Below are the records; pull every line that includes "Estonia".

* Begin Material for this exercise *

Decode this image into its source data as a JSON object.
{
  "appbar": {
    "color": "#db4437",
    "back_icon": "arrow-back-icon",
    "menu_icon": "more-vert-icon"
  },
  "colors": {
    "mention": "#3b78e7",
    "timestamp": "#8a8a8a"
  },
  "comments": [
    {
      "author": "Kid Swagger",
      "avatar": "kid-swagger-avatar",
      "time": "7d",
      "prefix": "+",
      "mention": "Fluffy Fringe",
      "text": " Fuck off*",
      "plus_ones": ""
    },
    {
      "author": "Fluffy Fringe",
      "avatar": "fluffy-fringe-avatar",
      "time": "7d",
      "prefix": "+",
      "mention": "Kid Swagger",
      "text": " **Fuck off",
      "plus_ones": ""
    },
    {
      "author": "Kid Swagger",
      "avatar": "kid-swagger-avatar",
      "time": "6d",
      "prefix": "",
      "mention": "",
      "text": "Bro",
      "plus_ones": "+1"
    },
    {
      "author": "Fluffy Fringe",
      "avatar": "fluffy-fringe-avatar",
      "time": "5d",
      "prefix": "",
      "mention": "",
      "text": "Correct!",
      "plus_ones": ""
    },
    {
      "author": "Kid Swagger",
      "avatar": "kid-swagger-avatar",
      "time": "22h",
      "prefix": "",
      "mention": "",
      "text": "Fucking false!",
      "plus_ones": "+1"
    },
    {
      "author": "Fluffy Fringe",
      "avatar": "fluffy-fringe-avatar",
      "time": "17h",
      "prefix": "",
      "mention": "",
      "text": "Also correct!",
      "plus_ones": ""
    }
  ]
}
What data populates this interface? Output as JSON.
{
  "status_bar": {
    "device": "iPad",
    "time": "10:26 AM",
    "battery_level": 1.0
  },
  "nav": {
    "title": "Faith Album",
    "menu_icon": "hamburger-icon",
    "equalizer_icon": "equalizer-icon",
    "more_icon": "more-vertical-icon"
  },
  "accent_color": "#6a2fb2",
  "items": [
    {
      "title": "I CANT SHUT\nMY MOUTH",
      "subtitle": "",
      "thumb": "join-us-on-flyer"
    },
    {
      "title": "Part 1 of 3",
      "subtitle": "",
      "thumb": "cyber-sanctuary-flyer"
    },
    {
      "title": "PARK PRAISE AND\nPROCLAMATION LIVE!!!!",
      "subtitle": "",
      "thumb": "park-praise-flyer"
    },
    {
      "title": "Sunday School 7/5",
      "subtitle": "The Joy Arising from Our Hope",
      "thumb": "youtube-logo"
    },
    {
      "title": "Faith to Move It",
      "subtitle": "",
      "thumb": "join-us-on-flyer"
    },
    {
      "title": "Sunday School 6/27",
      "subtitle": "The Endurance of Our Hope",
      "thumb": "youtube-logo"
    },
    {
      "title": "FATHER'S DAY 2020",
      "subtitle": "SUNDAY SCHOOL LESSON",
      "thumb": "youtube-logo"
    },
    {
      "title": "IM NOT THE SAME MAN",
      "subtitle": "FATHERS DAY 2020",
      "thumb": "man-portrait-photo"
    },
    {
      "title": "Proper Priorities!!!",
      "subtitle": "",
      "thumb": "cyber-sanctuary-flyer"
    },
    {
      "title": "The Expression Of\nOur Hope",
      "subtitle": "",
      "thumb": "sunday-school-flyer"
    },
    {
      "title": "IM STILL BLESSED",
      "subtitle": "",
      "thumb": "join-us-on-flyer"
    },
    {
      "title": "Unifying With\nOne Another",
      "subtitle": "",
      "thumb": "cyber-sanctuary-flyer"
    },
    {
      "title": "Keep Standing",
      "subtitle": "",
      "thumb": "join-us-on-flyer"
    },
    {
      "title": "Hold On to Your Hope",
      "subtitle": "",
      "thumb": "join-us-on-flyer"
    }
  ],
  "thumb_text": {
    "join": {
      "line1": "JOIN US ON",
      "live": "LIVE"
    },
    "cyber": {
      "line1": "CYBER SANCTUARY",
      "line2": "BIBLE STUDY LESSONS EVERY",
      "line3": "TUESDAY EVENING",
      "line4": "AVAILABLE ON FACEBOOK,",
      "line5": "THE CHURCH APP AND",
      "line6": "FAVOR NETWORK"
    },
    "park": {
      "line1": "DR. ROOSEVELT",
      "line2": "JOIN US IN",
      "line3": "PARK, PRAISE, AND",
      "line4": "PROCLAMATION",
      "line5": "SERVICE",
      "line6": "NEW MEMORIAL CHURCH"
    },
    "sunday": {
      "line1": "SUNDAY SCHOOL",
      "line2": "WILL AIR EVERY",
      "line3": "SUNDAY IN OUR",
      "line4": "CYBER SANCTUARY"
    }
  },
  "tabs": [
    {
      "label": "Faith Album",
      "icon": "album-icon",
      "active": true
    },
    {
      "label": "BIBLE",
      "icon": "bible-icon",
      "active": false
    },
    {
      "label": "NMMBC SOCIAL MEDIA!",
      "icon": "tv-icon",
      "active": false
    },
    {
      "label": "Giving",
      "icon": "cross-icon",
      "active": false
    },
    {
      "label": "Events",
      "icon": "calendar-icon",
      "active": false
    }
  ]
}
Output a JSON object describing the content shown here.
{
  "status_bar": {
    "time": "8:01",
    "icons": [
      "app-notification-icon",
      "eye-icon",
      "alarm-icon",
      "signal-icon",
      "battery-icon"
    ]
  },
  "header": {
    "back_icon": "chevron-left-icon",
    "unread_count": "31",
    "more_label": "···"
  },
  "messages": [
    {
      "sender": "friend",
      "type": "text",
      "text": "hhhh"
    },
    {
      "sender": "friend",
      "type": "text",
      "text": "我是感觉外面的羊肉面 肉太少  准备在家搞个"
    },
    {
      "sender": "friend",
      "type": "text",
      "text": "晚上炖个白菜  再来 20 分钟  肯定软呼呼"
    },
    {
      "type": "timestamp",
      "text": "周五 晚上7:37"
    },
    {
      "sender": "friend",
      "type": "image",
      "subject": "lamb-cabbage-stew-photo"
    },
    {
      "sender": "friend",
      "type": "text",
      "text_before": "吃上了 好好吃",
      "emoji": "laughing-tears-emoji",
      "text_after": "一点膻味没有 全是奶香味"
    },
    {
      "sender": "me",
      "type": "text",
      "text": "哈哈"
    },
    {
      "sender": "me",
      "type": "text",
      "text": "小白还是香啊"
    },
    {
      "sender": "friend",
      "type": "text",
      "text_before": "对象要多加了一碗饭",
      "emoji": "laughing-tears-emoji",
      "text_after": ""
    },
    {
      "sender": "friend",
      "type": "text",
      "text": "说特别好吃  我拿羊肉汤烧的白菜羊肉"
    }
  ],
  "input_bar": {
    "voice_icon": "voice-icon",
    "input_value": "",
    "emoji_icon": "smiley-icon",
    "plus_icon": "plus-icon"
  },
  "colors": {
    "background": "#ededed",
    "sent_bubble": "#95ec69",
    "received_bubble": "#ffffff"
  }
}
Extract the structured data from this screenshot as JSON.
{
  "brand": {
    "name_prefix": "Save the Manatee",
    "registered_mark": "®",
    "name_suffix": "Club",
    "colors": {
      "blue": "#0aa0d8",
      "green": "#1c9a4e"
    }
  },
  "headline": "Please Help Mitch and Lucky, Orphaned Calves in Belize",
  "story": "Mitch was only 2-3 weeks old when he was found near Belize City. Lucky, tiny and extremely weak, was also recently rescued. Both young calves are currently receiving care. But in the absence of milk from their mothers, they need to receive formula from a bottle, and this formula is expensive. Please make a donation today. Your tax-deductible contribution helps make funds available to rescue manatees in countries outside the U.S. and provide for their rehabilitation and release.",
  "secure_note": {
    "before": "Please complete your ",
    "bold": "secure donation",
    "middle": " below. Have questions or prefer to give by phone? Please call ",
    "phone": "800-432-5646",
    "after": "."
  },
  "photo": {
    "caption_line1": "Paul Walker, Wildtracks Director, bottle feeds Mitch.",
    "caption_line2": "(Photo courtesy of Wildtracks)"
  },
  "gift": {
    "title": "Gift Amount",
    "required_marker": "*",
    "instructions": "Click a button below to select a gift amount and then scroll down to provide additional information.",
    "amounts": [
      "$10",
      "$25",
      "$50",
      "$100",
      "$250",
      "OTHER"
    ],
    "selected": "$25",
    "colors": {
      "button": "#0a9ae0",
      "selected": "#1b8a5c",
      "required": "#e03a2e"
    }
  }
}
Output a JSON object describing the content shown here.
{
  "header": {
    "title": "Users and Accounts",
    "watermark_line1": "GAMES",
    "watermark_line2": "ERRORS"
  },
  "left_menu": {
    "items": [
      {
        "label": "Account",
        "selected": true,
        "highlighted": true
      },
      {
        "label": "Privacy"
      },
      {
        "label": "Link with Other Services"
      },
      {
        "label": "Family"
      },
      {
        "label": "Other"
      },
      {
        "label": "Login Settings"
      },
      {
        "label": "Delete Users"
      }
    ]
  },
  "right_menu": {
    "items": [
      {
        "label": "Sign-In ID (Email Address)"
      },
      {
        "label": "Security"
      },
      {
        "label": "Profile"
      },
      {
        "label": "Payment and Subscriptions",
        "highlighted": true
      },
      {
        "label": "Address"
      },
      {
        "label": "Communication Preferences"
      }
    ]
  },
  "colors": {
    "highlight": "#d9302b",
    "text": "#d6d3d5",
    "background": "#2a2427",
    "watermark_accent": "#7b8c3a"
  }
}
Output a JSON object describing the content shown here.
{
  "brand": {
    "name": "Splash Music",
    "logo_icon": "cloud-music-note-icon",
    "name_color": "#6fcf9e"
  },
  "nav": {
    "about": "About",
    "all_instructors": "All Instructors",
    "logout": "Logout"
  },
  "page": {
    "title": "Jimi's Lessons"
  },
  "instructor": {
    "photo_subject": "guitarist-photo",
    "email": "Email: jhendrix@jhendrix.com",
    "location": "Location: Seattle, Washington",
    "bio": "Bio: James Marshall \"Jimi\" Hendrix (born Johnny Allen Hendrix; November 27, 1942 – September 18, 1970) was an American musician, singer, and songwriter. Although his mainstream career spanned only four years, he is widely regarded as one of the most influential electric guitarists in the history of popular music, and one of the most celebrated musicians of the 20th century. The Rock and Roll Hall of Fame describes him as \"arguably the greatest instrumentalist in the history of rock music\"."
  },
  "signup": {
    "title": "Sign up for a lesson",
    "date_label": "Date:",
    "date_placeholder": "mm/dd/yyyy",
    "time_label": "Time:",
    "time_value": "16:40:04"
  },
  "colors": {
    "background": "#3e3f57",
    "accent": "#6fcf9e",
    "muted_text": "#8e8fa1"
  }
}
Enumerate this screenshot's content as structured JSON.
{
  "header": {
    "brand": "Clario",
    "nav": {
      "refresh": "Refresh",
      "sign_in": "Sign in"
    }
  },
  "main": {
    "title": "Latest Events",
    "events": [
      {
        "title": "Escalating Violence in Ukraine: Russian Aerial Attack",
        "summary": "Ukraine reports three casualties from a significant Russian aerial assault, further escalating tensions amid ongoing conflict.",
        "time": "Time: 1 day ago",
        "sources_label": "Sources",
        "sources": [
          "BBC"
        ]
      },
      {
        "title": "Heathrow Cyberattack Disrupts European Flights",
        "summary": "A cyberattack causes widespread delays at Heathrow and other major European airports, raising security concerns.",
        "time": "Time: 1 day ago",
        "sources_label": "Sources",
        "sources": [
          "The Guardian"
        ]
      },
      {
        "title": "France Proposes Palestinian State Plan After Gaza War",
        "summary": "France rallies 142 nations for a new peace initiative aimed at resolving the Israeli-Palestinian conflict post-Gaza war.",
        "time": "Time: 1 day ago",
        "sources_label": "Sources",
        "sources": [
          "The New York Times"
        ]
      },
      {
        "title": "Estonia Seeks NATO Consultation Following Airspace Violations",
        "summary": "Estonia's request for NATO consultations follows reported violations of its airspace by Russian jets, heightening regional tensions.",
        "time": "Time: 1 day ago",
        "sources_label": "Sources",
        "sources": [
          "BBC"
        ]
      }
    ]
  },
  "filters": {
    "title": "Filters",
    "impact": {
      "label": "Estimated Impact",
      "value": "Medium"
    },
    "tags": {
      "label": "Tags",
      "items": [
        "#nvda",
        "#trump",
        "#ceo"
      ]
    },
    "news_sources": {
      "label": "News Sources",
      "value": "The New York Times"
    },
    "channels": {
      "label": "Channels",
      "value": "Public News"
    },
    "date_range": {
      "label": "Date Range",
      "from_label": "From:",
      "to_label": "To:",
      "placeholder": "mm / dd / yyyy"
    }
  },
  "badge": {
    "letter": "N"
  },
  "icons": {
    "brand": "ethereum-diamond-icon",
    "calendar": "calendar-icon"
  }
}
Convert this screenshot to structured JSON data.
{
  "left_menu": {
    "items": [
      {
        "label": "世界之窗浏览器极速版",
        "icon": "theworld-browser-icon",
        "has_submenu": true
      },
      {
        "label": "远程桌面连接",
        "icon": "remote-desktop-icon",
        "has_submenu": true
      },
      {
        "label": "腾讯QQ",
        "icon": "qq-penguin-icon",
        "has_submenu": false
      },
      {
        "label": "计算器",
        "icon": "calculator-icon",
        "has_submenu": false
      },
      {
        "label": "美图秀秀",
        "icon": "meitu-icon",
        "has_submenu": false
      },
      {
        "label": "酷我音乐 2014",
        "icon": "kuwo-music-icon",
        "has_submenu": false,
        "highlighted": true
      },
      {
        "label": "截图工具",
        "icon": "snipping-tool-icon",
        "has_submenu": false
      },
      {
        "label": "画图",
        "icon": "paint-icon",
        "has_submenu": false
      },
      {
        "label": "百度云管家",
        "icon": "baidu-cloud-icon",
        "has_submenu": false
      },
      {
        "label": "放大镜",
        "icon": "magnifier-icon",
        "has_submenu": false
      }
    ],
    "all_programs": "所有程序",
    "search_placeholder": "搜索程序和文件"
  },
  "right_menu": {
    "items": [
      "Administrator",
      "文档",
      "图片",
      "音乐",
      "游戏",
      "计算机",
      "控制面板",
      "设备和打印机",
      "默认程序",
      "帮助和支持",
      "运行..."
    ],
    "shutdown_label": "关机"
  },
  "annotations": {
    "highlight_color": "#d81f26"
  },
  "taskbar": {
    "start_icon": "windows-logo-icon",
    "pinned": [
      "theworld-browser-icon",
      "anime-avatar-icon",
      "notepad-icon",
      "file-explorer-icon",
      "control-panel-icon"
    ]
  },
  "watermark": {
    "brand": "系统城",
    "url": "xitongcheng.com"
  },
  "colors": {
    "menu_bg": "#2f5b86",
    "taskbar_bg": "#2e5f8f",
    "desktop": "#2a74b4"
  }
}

* End Material for this exercise *

[Expected answer]
        "title": "Estonia Seeks NATO Consultation Following Airspace Violations",
        "summary": "Estonia's request for NATO consultations follows reported violations of its airspace by Russian jets, heightening regional tensions.",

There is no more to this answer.